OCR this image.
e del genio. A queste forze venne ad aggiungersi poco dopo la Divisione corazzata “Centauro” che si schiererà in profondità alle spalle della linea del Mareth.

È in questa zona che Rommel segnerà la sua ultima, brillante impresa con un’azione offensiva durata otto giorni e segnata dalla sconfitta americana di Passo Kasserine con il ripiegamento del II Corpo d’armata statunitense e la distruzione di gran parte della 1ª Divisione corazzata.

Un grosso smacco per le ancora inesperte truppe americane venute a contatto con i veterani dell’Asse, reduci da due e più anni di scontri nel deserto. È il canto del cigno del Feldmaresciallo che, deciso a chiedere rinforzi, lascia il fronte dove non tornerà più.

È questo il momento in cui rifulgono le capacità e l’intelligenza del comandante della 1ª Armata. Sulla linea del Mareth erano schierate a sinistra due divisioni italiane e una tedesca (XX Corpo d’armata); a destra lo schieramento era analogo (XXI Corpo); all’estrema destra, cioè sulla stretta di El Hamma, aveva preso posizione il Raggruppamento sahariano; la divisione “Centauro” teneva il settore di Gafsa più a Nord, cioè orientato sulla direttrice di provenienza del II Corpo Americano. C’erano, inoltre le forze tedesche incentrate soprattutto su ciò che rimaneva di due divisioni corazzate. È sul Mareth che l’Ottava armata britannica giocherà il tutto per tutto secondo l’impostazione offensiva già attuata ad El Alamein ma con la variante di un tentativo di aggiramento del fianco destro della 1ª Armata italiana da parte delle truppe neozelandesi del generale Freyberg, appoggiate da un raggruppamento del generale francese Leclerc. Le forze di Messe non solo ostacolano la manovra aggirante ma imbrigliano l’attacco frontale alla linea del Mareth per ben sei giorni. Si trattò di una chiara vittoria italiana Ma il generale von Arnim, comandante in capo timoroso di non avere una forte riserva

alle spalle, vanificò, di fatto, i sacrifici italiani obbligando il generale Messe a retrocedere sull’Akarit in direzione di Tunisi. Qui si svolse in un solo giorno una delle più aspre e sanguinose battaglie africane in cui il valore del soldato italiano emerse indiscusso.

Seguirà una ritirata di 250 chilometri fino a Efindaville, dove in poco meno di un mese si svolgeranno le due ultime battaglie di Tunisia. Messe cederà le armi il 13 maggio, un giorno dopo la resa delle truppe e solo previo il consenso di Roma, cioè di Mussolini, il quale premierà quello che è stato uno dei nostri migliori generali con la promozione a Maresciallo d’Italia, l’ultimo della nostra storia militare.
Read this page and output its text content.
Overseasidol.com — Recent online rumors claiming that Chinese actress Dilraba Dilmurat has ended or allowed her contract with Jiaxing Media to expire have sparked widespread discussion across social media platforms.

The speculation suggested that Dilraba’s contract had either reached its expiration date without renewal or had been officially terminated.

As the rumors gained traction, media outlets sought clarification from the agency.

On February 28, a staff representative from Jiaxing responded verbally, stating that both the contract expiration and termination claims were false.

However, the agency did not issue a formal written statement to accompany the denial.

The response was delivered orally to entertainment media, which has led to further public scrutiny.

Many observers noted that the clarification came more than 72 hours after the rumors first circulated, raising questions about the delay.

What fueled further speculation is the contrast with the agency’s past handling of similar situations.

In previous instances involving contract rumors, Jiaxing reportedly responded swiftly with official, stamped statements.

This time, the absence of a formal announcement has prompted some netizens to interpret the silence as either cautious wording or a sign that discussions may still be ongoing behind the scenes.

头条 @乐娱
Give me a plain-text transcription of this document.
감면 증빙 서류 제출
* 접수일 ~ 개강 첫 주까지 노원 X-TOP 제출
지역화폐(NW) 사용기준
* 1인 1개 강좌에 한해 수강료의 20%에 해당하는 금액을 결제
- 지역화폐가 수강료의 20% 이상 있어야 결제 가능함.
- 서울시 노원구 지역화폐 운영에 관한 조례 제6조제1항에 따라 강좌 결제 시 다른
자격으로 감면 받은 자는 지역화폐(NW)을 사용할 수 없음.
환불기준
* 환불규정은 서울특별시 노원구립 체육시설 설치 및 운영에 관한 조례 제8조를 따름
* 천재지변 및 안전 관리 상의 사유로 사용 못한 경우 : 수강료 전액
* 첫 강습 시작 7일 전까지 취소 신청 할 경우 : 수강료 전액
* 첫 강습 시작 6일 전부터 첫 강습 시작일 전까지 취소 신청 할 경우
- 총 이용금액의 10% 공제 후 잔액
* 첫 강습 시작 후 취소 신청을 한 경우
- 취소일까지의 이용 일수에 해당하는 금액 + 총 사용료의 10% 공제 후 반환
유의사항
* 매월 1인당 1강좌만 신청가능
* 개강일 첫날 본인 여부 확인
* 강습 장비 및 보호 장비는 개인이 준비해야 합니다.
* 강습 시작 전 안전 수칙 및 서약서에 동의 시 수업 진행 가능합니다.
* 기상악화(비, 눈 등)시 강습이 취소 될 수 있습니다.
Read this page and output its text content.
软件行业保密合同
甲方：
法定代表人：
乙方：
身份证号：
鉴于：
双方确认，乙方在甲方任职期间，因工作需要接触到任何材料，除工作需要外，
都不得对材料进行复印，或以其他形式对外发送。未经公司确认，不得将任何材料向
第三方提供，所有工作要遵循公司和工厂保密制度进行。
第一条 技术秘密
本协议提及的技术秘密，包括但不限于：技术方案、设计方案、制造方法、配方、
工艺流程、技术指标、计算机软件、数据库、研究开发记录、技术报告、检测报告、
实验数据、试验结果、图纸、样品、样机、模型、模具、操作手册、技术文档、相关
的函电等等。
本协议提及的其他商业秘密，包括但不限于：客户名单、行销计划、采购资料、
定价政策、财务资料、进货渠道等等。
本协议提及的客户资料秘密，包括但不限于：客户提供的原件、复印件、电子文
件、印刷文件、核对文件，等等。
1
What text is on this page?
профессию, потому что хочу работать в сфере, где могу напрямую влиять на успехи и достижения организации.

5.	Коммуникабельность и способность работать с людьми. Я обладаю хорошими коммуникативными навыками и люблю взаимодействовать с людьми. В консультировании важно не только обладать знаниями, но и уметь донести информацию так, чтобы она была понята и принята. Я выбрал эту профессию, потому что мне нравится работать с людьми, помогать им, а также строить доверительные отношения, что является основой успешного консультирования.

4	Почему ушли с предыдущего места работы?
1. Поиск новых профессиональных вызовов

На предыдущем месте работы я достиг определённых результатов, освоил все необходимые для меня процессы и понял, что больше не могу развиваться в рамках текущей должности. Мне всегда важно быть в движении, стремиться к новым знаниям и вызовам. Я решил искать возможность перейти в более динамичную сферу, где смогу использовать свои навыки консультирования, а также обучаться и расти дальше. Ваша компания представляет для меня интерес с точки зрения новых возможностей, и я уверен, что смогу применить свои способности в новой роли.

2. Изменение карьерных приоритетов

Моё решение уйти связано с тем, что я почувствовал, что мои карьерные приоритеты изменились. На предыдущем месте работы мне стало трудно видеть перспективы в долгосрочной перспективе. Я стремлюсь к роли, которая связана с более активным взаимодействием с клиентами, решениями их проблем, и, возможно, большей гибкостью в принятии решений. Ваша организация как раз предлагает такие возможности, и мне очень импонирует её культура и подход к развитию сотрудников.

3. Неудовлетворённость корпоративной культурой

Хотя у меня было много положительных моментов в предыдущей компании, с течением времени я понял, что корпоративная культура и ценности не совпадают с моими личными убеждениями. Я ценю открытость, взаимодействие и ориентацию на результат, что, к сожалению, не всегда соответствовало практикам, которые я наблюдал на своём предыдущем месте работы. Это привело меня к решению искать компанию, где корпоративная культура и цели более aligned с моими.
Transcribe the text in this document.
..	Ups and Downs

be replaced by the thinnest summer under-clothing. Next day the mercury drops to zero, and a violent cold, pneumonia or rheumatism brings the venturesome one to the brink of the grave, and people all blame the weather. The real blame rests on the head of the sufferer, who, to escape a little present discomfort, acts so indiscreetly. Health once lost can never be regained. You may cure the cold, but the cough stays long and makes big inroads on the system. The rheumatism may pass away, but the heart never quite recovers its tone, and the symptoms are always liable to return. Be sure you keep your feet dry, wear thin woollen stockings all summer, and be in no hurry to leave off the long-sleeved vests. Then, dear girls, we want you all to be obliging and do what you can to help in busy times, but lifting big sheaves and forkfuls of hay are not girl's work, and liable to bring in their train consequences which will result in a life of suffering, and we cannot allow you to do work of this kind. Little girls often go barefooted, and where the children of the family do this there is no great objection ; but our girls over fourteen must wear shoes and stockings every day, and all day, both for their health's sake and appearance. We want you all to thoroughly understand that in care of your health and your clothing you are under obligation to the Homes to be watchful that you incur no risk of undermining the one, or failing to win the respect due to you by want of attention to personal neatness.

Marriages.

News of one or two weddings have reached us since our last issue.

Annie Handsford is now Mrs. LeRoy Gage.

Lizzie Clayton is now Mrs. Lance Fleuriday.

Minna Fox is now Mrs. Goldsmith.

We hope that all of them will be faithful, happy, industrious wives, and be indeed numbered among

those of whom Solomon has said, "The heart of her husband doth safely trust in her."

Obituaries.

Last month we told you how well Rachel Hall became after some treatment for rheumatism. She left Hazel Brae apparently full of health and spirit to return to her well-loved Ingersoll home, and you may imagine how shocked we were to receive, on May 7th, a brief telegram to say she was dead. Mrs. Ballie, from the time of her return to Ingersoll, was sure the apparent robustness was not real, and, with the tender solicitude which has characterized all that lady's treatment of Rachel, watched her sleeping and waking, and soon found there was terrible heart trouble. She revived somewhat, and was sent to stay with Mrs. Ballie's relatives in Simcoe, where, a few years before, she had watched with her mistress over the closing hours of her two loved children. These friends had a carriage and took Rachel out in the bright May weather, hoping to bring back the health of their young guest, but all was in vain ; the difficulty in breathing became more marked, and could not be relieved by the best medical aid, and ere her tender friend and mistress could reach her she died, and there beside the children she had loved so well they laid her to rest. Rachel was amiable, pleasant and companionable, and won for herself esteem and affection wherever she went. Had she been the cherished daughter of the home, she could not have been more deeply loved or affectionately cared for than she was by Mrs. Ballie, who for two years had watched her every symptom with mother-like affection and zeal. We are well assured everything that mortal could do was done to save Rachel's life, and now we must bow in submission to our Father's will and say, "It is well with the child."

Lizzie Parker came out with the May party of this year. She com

Do this. Identify the lines above that contain the word "text", then copy them.

Expected output.
Read this page and output its text content.
Give me a plain-text transcription of this document.
Read this page and output its text content.
What text is on this page?
Transcribe the text in this document.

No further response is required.